======== DATASET EXTRACT ========

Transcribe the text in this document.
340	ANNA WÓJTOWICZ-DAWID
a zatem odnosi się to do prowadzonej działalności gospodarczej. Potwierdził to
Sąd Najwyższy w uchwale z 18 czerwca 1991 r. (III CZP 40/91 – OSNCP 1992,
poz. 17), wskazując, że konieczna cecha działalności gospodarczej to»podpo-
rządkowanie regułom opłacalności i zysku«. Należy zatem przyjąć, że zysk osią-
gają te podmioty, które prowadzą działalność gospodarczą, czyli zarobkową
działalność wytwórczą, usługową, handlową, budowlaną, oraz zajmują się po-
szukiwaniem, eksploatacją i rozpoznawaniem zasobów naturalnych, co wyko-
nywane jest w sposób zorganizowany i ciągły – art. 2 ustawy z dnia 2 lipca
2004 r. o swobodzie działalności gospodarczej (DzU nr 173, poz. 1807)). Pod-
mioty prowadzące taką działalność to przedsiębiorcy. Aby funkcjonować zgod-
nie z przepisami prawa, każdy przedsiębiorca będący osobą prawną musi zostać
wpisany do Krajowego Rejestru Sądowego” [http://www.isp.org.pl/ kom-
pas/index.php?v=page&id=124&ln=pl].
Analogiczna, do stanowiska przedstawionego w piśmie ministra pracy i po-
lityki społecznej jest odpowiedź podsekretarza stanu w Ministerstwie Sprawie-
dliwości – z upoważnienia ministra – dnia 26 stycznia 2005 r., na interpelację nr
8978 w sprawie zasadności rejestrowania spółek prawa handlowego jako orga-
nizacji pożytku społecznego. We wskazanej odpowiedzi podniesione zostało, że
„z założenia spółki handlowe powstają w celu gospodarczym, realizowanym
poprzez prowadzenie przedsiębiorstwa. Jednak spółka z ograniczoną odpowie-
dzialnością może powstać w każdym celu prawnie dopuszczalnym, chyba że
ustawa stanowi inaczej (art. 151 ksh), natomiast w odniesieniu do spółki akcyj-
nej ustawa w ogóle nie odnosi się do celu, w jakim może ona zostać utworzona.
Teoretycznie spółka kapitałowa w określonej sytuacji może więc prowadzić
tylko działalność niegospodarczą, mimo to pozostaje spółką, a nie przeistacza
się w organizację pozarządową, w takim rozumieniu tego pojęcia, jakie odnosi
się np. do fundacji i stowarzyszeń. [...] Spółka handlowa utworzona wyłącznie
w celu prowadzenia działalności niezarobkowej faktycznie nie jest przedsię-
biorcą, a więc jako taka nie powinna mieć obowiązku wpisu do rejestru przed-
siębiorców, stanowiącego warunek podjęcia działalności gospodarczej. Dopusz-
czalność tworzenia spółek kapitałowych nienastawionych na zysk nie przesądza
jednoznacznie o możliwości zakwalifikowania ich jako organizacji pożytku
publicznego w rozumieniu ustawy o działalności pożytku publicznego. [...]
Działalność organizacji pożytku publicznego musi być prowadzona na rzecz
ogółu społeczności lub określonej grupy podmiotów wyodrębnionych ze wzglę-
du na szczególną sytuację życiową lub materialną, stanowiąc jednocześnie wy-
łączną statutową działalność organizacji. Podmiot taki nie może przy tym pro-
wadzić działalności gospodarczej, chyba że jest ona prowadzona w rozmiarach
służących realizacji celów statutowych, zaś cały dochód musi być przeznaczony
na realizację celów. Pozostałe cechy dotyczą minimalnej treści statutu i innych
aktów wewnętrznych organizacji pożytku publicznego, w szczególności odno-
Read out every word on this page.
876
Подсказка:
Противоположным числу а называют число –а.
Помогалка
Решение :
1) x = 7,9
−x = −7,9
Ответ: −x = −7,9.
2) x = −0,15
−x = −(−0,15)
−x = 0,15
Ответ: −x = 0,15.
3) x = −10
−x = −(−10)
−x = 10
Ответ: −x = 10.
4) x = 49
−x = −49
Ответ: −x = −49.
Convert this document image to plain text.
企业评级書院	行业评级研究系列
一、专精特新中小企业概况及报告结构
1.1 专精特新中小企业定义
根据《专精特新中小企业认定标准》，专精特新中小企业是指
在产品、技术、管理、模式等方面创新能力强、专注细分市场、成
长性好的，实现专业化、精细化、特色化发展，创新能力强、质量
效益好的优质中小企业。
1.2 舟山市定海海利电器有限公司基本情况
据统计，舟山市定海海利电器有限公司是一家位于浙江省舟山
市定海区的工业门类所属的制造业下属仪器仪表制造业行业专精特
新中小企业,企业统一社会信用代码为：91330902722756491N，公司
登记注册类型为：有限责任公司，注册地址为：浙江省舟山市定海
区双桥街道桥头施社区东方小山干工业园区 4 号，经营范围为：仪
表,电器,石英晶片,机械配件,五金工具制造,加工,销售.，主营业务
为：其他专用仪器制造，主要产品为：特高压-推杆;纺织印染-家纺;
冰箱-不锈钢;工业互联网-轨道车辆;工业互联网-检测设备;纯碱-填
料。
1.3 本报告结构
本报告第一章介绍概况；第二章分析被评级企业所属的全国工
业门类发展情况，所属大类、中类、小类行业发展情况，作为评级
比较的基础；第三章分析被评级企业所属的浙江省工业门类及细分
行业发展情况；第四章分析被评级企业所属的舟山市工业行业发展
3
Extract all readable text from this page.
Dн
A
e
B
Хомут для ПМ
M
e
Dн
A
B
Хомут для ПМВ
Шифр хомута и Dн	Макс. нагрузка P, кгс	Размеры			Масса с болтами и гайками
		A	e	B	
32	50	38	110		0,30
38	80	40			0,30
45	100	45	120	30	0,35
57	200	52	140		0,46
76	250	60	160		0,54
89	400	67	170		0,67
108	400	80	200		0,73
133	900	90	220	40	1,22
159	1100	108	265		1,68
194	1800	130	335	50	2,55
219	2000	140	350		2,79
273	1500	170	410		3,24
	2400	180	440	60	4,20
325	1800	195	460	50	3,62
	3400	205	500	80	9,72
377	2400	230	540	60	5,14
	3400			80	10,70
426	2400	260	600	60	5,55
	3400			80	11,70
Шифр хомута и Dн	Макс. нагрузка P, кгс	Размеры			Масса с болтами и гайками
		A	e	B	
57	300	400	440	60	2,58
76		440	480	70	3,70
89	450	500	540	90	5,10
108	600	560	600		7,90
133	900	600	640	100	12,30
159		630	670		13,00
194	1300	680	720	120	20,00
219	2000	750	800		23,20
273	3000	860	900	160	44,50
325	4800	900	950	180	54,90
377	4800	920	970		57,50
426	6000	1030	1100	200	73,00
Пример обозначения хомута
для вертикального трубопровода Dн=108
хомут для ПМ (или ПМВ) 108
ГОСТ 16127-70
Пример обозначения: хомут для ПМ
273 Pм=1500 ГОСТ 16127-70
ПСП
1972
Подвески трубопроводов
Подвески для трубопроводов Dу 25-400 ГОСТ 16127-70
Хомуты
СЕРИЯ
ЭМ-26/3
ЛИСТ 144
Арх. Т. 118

========

STATED PROBLEM.
Type out the full listing again, exactly as given.

FINISHED TASK.
Transcribe the text in this document.
340	ANNA WÓJTOWICZ-DAWID
a zatem odnosi się to do prowadzonej działalności gospodarczej. Potwierdził to
Sąd Najwyższy w uchwale z 18 czerwca 1991 r. (III CZP 40/91 – OSNCP 1992,
poz. 17), wskazując, że konieczna cecha działalności gospodarczej to»podpo-
rządkowanie regułom opłacalności i zysku«. Należy zatem przyjąć, że zysk osią-
gają te podmioty, które prowadzą działalność gospodarczą, czyli zarobkową
działalność wytwórczą, usługową, handlową, budowlaną, oraz zajmują się po-
szukiwaniem, eksploatacją i rozpoznawaniem zasobów naturalnych, co wyko-
nywane jest w sposób zorganizowany i ciągły – art. 2 ustawy z dnia 2 lipca
2004 r. o swobodzie działalności gospodarczej (DzU nr 173, poz. 1807)). Pod-
mioty prowadzące taką działalność to przedsiębiorcy. Aby funkcjonować zgod-
nie z przepisami prawa, każdy przedsiębiorca będący osobą prawną musi zostać
wpisany do Krajowego Rejestru Sądowego” [http://www.isp.org.pl/ kom-
pas/index.php?v=page&id=124&ln=pl].
Analogiczna, do stanowiska przedstawionego w piśmie ministra pracy i po-
lityki społecznej jest odpowiedź podsekretarza stanu w Ministerstwie Sprawie-
dliwości – z upoważnienia ministra – dnia 26 stycznia 2005 r., na interpelację nr
8978 w sprawie zasadności rejestrowania spółek prawa handlowego jako orga-
nizacji pożytku społecznego. We wskazanej odpowiedzi podniesione zostało, że
„z założenia spółki handlowe powstają w celu gospodarczym, realizowanym
poprzez prowadzenie przedsiębiorstwa. Jednak spółka z ograniczoną odpowie-
dzialnością może powstać w każdym celu prawnie dopuszczalnym, chyba że
ustawa stanowi inaczej (art. 151 ksh), natomiast w odniesieniu do spółki akcyj-
nej ustawa w ogóle nie odnosi się do celu, w jakim może ona zostać utworzona.
Teoretycznie spółka kapitałowa w określonej sytuacji może więc prowadzić
tylko działalność niegospodarczą, mimo to pozostaje spółką, a nie przeistacza
się w organizację pozarządową, w takim rozumieniu tego pojęcia, jakie odnosi
się np. do fundacji i stowarzyszeń. [...] Spółka handlowa utworzona wyłącznie
w celu prowadzenia działalności niezarobkowej faktycznie nie jest przedsię-
biorcą, a więc jako taka nie powinna mieć obowiązku wpisu do rejestru przed-
siębiorców, stanowiącego warunek podjęcia działalności gospodarczej. Dopusz-
czalność tworzenia spółek kapitałowych nienastawionych na zysk nie przesądza
jednoznacznie o możliwości zakwalifikowania ich jako organizacji pożytku
publicznego w rozumieniu ustawy o działalności pożytku publicznego. [...]
Działalność organizacji pożytku publicznego musi być prowadzona na rzecz
ogółu społeczności lub określonej grupy podmiotów wyodrębnionych ze wzglę-
du na szczególną sytuację życiową lub materialną, stanowiąc jednocześnie wy-
łączną statutową działalność organizacji. Podmiot taki nie może przy tym pro-
wadzić działalności gospodarczej, chyba że jest ona prowadzona w rozmiarach
służących realizacji celów statutowych, zaś cały dochód musi być przeznaczony
na realizację celów. Pozostałe cechy dotyczą minimalnej treści statutu i innych
aktów wewnętrznych organizacji pożytku publicznego, w szczególności odno-
Read out every word on this page.
876
Подсказка:
Противоположным числу а называют число –а.
Помогалка
Решение :
1) x = 7,9
−x = −7,9
Ответ: −x = −7,9.
2) x = −0,15
−x = −(−0,15)
−x = 0,15
Ответ: −x = 0,15.
3) x = −10
−x = −(−10)
−x = 10
Ответ: −x = 10.
4) x = 49
−x = −49
Ответ: −x = −49.
Convert this document image to plain text.
企业评级書院	行业评级研究系列
一、专精特新中小企业概况及报告结构
1.1 专精特新中小企业定义
根据《专精特新中小企业认定标准》，专精特新中小企业是指
在产品、技术、管理、模式等方面创新能力强、专注细分市场、成
长性好的，实现专业化、精细化、特色化发展，创新能力强、质量
效益好的优质中小企业。
1.2 舟山市定海海利电器有限公司基本情况
据统计，舟山市定海海利电器有限公司是一家位于浙江省舟山
市定海区的工业门类所属的制造业下属仪器仪表制造业行业专精特
新中小企业,企业统一社会信用代码为：91330902722756491N，公司
登记注册类型为：有限责任公司，注册地址为：浙江省舟山市定海
区双桥街道桥头施社区东方小山干工业园区 4 号，经营范围为：仪
表,电器,石英晶片,机械配件,五金工具制造,加工,销售.，主营业务
为：其他专用仪器制造，主要产品为：特高压-推杆;纺织印染-家纺;
冰箱-不锈钢;工业互联网-轨道车辆;工业互联网-检测设备;纯碱-填
料。
1.3 本报告结构
本报告第一章介绍概况；第二章分析被评级企业所属的全国工
业门类发展情况，所属大类、中类、小类行业发展情况，作为评级
比较的基础；第三章分析被评级企业所属的浙江省工业门类及细分
行业发展情况；第四章分析被评级企业所属的舟山市工业行业发展
3
Extract all readable text from this page.
Dн
A
e
B
Хомут для ПМ
M
e
Dн
A
B
Хомут для ПМВ
Шифр хомута и Dн	Макс. нагрузка P, кгс	Размеры			Масса с болтами и гайками
		A	e	B	
32	50	38	110		0,30
38	80	40			0,30
45	100	45	120	30	0,35
57	200	52	140		0,46
76	250	60	160		0,54
89	400	67	170		0,67
108	400	80	200		0,73
133	900	90	220	40	1,22
159	1100	108	265		1,68
194	1800	130	335	50	2,55
219	2000	140	350		2,79
273	1500	170	410		3,24
	2400	180	440	60	4,20
325	1800	195	460	50	3,62
	3400	205	500	80	9,72
377	2400	230	540	60	5,14
	3400			80	10,70
426	2400	260	600	60	5,55
	3400			80	11,70
Шифр хомута и Dн	Макс. нагрузка P, кгс	Размеры			Масса с болтами и гайками
		A	e	B	
57	300	400	440	60	2,58
76		440	480	70	3,70
89	450	500	540	90	5,10
108	600	560	600		7,90
133	900	600	640	100	12,30
159		630	670		13,00
194	1300	680	720	120	20,00
219	2000	750	800		23,20
273	3000	860	900	160	44,50
325	4800	900	950	180	54,90
377	4800	920	970		57,50
426	6000	1030	1100	200	73,00
Пример обозначения хомута
для вертикального трубопровода Dн=108
хомут для ПМ (или ПМВ) 108
ГОСТ 16127-70
Пример обозначения: хомут для ПМ
273 Pм=1500 ГОСТ 16127-70
ПСП
1972
Подвески трубопроводов
Подвески для трубопроводов Dу 25-400 ГОСТ 16127-70
Хомуты
СЕРИЯ
ЭМ-26/3
ЛИСТ 144
Арх. Т. 118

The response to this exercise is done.